Written problem – Reproduce this listing in full.

Rows –
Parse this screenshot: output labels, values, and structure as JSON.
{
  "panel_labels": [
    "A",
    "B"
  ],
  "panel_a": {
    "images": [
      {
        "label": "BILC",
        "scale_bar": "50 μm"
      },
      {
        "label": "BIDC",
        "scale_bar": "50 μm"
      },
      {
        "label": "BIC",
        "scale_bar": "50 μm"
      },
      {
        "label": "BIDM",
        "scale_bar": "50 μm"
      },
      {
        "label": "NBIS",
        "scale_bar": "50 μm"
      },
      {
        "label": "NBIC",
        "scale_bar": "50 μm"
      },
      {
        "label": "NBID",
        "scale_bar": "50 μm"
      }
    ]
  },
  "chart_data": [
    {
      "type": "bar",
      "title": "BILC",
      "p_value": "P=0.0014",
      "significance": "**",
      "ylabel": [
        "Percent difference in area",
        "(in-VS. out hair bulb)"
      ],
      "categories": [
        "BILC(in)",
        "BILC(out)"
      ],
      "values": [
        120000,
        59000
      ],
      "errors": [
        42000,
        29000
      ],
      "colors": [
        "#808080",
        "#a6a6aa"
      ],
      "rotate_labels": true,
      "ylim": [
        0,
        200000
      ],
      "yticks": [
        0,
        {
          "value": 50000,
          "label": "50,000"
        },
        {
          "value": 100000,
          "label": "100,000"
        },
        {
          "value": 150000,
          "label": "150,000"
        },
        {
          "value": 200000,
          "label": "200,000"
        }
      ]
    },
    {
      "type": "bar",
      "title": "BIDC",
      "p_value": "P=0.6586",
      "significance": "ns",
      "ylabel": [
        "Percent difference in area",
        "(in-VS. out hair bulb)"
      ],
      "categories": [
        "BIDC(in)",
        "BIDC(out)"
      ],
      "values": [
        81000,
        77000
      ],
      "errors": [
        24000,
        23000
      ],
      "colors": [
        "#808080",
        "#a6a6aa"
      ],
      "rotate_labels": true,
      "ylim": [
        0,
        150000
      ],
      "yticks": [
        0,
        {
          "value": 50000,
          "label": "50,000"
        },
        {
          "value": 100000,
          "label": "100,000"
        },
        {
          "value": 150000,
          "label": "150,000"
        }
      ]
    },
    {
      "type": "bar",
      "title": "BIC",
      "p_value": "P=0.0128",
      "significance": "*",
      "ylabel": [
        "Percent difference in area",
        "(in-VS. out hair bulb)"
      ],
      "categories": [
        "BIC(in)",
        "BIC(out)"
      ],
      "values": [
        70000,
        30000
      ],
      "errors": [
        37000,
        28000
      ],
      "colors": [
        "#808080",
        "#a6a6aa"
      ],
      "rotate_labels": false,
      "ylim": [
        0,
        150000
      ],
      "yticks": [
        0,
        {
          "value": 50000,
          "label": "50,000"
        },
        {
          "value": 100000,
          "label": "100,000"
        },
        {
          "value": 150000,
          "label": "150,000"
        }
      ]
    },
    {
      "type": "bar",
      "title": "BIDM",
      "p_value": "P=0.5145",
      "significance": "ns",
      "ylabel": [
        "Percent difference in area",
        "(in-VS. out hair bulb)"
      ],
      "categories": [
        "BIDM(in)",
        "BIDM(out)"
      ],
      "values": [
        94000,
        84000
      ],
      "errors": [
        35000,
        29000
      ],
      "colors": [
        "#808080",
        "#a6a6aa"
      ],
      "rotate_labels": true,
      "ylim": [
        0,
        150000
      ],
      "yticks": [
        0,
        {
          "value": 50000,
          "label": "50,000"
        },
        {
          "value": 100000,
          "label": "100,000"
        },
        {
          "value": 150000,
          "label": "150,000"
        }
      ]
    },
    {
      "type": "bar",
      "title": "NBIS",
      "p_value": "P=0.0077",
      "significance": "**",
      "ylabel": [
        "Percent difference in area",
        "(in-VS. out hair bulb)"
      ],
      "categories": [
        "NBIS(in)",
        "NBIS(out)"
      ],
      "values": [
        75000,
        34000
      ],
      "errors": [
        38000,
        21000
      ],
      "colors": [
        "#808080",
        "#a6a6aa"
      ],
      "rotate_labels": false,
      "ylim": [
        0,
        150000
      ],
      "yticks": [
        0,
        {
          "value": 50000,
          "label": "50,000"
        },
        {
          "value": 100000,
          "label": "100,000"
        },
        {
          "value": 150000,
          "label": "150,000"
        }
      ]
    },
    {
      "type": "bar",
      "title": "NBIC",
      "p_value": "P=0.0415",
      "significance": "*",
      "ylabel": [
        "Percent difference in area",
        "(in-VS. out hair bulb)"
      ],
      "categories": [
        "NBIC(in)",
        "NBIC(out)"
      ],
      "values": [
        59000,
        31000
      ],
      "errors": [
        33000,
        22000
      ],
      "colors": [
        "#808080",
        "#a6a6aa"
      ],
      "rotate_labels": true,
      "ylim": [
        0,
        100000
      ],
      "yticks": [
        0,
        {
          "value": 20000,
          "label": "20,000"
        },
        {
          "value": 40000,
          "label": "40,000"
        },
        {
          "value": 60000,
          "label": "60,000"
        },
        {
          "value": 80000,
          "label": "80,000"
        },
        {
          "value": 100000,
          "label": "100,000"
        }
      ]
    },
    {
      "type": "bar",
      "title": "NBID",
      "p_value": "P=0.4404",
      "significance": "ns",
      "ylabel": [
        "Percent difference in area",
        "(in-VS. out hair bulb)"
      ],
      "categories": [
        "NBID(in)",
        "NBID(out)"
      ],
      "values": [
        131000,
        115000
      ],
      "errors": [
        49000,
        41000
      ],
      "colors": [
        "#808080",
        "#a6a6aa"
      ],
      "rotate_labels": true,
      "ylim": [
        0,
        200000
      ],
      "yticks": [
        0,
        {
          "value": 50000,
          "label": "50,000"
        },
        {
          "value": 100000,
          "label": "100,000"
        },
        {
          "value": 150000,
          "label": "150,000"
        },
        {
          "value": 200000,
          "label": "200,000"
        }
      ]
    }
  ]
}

Solution below –
Parse this screenshot: output labels, values, and structure as JSON.
{
  "panel_labels": [
    "A",
    "B"
  ],
  "panel_a": {
    "images": [
      {
        "label": "BILC",
        "scale_bar": "50 μm"
      },
      {
        "label": "BIDC",
        "scale_bar": "50 μm"
      },
      {
        "label": "BIC",
        "scale_bar": "50 μm"
      },
      {
        "label": "BIDM",
        "scale_bar": "50 μm"
      },
      {
        "label": "NBIS",
        "scale_bar": "50 μm"
      },
      {
        "label": "NBIC",
        "scale_bar": "50 μm"
      },
      {
        "label": "NBID",
        "scale_bar": "50 μm"
      }
    ]
  },
  "chart_data": [
    {
      "type": "bar",
      "title": "BILC",
      "p_value": "P=0.0014",
      "significance": "**",
      "ylabel": [
        "Percent difference in area",
        "(in-VS. out hair bulb)"
      ],
      "categories": [
        "BILC(in)",
        "BILC(out)"
      ],
      "values": [
        120000,
        59000
      ],
      "errors": [
        42000,
        29000
      ],
      "colors": [
        "#808080",
        "#a6a6aa"
      ],
      "rotate_labels": true,
      "ylim": [
        0,
        200000
      ],
      "yticks": [
        0,
        {
          "value": 50000,
          "label": "50,000"
        },
        {
          "value": 100000,
          "label": "100,000"
        },
        {
          "value": 150000,
          "label": "150,000"
        },
        {
          "value": 200000,
          "label": "200,000"
        }
      ]
    },
    {
      "type": "bar",
      "title": "BIDC",
      "p_value": "P=0.6586",
      "significance": "ns",
      "ylabel": [
        "Percent difference in area",
        "(in-VS. out hair bulb)"
      ],
      "categories": [
        "BIDC(in)",
        "BIDC(out)"
      ],
      "values": [
        81000,
        77000
      ],
      "errors": [
        24000,
        23000
      ],
      "colors": [
        "#808080",
        "#a6a6aa"
      ],
      "rotate_labels": true,
      "ylim": [
        0,
        150000
      ],
      "yticks": [
        0,
        {
          "value": 50000,
          "label": "50,000"
        },
        {
          "value": 100000,
          "label": "100,000"
        },
        {
          "value": 150000,
          "label": "150,000"
        }
      ]
    },
    {
      "type": "bar",
      "title": "BIC",
      "p_value": "P=0.0128",
      "significance": "*",
      "ylabel": [
        "Percent difference in area",
        "(in-VS. out hair bulb)"
      ],
      "categories": [
        "BIC(in)",
        "BIC(out)"
      ],
      "values": [
        70000,
        30000
      ],
      "errors": [
        37000,
        28000
      ],
      "colors": [
        "#808080",
        "#a6a6aa"
      ],
      "rotate_labels": false,
      "ylim": [
        0,
        150000
      ],
      "yticks": [
        0,
        {
          "value": 50000,
          "label": "50,000"
        },
        {
          "value": 100000,
          "label": "100,000"
        },
        {
          "value": 150000,
          "label": "150,000"
        }
      ]
    },
    {
      "type": "bar",
      "title": "BIDM",
      "p_value": "P=0.5145",
      "significance": "ns",
      "ylabel": [
        "Percent difference in area",
        "(in-VS. out hair bulb)"
      ],
      "categories": [
        "BIDM(in)",
        "BIDM(out)"
      ],
      "values": [
        94000,
        84000
      ],
      "errors": [
        35000,
        29000
      ],
      "colors": [
        "#808080",
        "#a6a6aa"
      ],
      "rotate_labels": true,
      "ylim": [
        0,
        150000
      ],
      "yticks": [
        0,
        {
          "value": 50000,
          "label": "50,000"
        },
        {
          "value": 100000,
          "label": "100,000"
        },
        {
          "value": 150000,
          "label": "150,000"
        }
      ]
    },
    {
      "type": "bar",
      "title": "NBIS",
      "p_value": "P=0.0077",
      "significance": "**",
      "ylabel": [
        "Percent difference in area",
        "(in-VS. out hair bulb)"
      ],
      "categories": [
        "NBIS(in)",
        "NBIS(out)"
      ],
      "values": [
        75000,
        34000
      ],
      "errors": [
        38000,
        21000
      ],
      "colors": [
        "#808080",
        "#a6a6aa"
      ],
      "rotate_labels": false,
      "ylim": [
        0,
        150000
      ],
      "yticks": [
        0,
        {
          "value": 50000,
          "label": "50,000"
        },
        {
          "value": 100000,
          "label": "100,000"
        },
        {
          "value": 150000,
          "label": "150,000"
        }
      ]
    },
    {
      "type": "bar",
      "title": "NBIC",
      "p_value": "P=0.0415",
      "significance": "*",
      "ylabel": [
        "Percent difference in area",
        "(in-VS. out hair bulb)"
      ],
      "categories": [
        "NBIC(in)",
        "NBIC(out)"
      ],
      "values": [
        59000,
        31000
      ],
      "errors": [
        33000,
        22000
      ],
      "colors": [
        "#808080",
        "#a6a6aa"
      ],
      "rotate_labels": true,
      "ylim": [
        0,
        100000
      ],
      "yticks": [
        0,
        {
          "value": 20000,
          "label": "20,000"
        },
        {
          "value": 40000,
          "label": "40,000"
        },
        {
          "value": 60000,
          "label": "60,000"
        },
        {
          "value": 80000,
          "label": "80,000"
        },
        {
          "value": 100000,
          "label": "100,000"
        }
      ]
    },
    {
      "type": "bar",
      "title": "NBID",
      "p_value": "P=0.4404",
      "significance": "ns",
      "ylabel": [
        "Percent difference in area",
        "(in-VS. out hair bulb)"
      ],
      "categories": [
        "NBID(in)",
        "NBID(out)"
      ],
      "values": [
        131000,
        115000
      ],
      "errors": [
        49000,
        41000
      ],
      "colors": [
        "#808080",
        "#a6a6aa"
      ],
      "rotate_labels": true,
      "ylim": [
        0,
        200000
      ],
      "yticks": [
        0,
        {
          "value": 50000,
          "label": "50,000"
        },
        {
          "value": 100000,
          "label": "100,000"
        },
        {
          "value": 150000,
          "label": "150,000"
        },
        {
          "value": 200000,
          "label": "200,000"
        }
      ]
    }
  ]
}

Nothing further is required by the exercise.